All the data below goes into the copy word for word, but the pictures don't.
* START Records for processing *
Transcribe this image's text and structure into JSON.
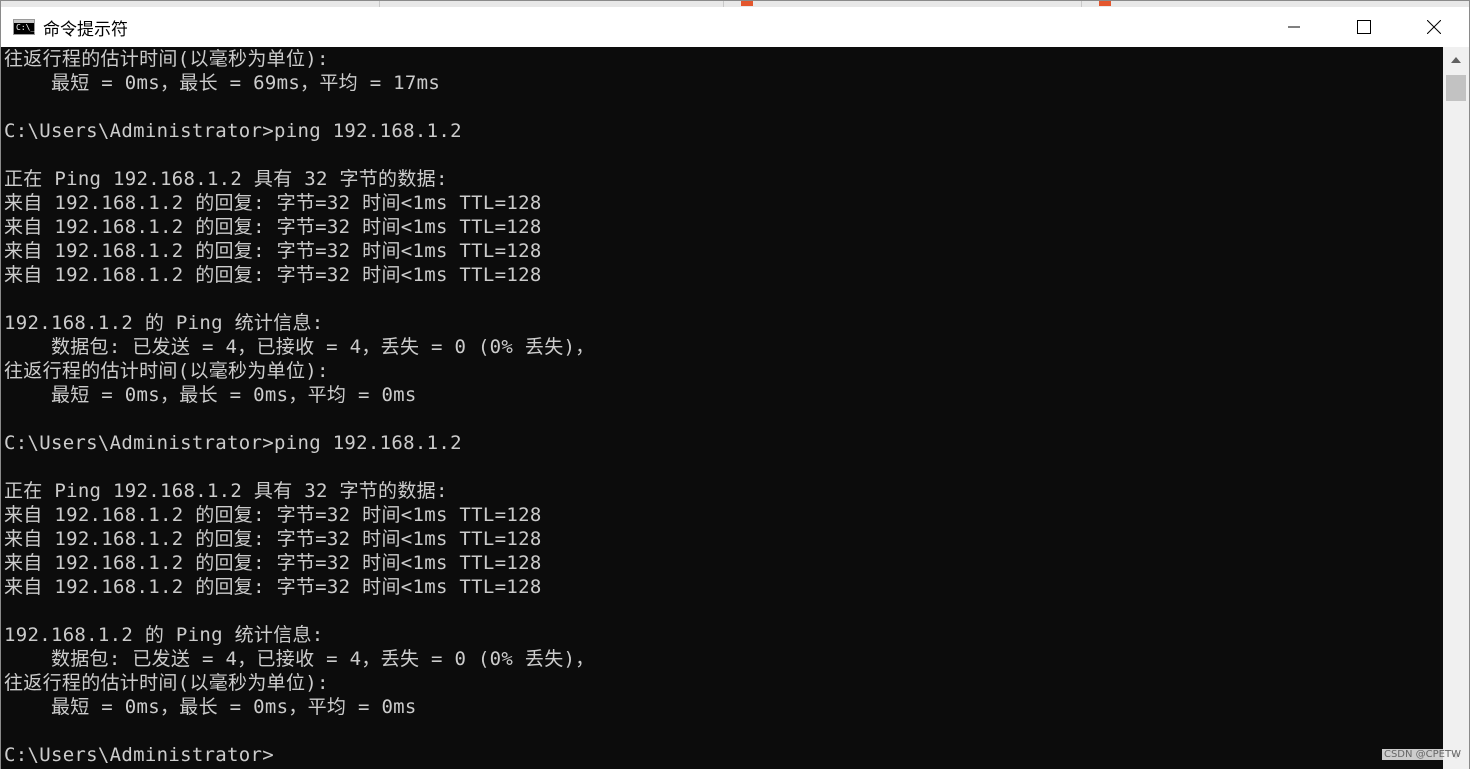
{
  "window": {
    "title": "命令提示符",
    "icon": "cmd-icon",
    "icon_glyph": "C:\\_",
    "controls": [
      "minimize-icon",
      "maximize-icon",
      "close-icon"
    ]
  },
  "console": {
    "lines": [
      "往返行程的估计时间(以毫秒为单位):",
      "    最短 = 0ms，最长 = 69ms，平均 = 17ms",
      "",
      "C:\\Users\\Administrator>ping 192.168.1.2",
      "",
      "正在 Ping 192.168.1.2 具有 32 字节的数据:",
      "来自 192.168.1.2 的回复: 字节=32 时间<1ms TTL=128",
      "来自 192.168.1.2 的回复: 字节=32 时间<1ms TTL=128",
      "来自 192.168.1.2 的回复: 字节=32 时间<1ms TTL=128",
      "来自 192.168.1.2 的回复: 字节=32 时间<1ms TTL=128",
      "",
      "192.168.1.2 的 Ping 统计信息:",
      "    数据包: 已发送 = 4，已接收 = 4，丢失 = 0 (0% 丢失)，",
      "往返行程的估计时间(以毫秒为单位):",
      "    最短 = 0ms，最长 = 0ms，平均 = 0ms",
      "",
      "C:\\Users\\Administrator>ping 192.168.1.2",
      "",
      "正在 Ping 192.168.1.2 具有 32 字节的数据:",
      "来自 192.168.1.2 的回复: 字节=32 时间<1ms TTL=128",
      "来自 192.168.1.2 的回复: 字节=32 时间<1ms TTL=128",
      "来自 192.168.1.2 的回复: 字节=32 时间<1ms TTL=128",
      "来自 192.168.1.2 的回复: 字节=32 时间<1ms TTL=128",
      "",
      "192.168.1.2 的 Ping 统计信息:",
      "    数据包: 已发送 = 4，已接收 = 4，丢失 = 0 (0% 丢失)，",
      "往返行程的估计时间(以毫秒为单位):",
      "    最短 = 0ms，最长 = 0ms，平均 = 0ms",
      "",
      "C:\\Users\\Administrator>"
    ]
  },
  "colors": {
    "console_background": "#0c0c0c",
    "console_text": "#cccccc",
    "titlebar_background": "#ffffff",
    "scrollbar_track": "#f0f0f0",
    "scrollbar_thumb": "#c2c2c2"
  },
  "watermark": "CSDN @CPETW"
}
* END Records for processing *
**Completed exercise**
Transcribe this image's text and structure into JSON.
{
  "window": {
    "title": "命令提示符",
    "icon": "cmd-icon",
    "icon_glyph": "C:\\_",
    "controls": [
      "minimize-icon",
      "maximize-icon",
      "close-icon"
    ]
  },
  "console": {
    "lines": [
      "往返行程的估计时间(以毫秒为单位):",
      "    最短 = 0ms，最长 = 69ms，平均 = 17ms",
      "",
      "C:\\Users\\Administrator>ping 192.168.1.2",
      "",
      "正在 Ping 192.168.1.2 具有 32 字节的数据:",
      "来自 192.168.1.2 的回复: 字节=32 时间<1ms TTL=128",
      "来自 192.168.1.2 的回复: 字节=32 时间<1ms TTL=128",
      "来自 192.168.1.2 的回复: 字节=32 时间<1ms TTL=128",
      "来自 192.168.1.2 的回复: 字节=32 时间<1ms TTL=128",
      "",
      "192.168.1.2 的 Ping 统计信息:",
      "    数据包: 已发送 = 4，已接收 = 4，丢失 = 0 (0% 丢失)，",
      "往返行程的估计时间(以毫秒为单位):",
      "    最短 = 0ms，最长 = 0ms，平均 = 0ms",
      "",
      "C:\\Users\\Administrator>ping 192.168.1.2",
      "",
      "正在 Ping 192.168.1.2 具有 32 字节的数据:",
      "来自 192.168.1.2 的回复: 字节=32 时间<1ms TTL=128",
      "来自 192.168.1.2 的回复: 字节=32 时间<1ms TTL=128",
      "来自 192.168.1.2 的回复: 字节=32 时间<1ms TTL=128",
      "来自 192.168.1.2 的回复: 字节=32 时间<1ms TTL=128",
      "",
      "192.168.1.2 的 Ping 统计信息:",
      "    数据包: 已发送 = 4，已接收 = 4，丢失 = 0 (0% 丢失)，",
      "往返行程的估计时间(以毫秒为单位):",
      "    最短 = 0ms，最长 = 0ms，平均 = 0ms",
      "",
      "C:\\Users\\Administrator>"
    ]
  },
  "colors": {
    "console_background": "#0c0c0c",
    "console_text": "#cccccc",
    "titlebar_background": "#ffffff",
    "scrollbar_track": "#f0f0f0",
    "scrollbar_thumb": "#c2c2c2"
  },
  "watermark": "CSDN @CPETW"
}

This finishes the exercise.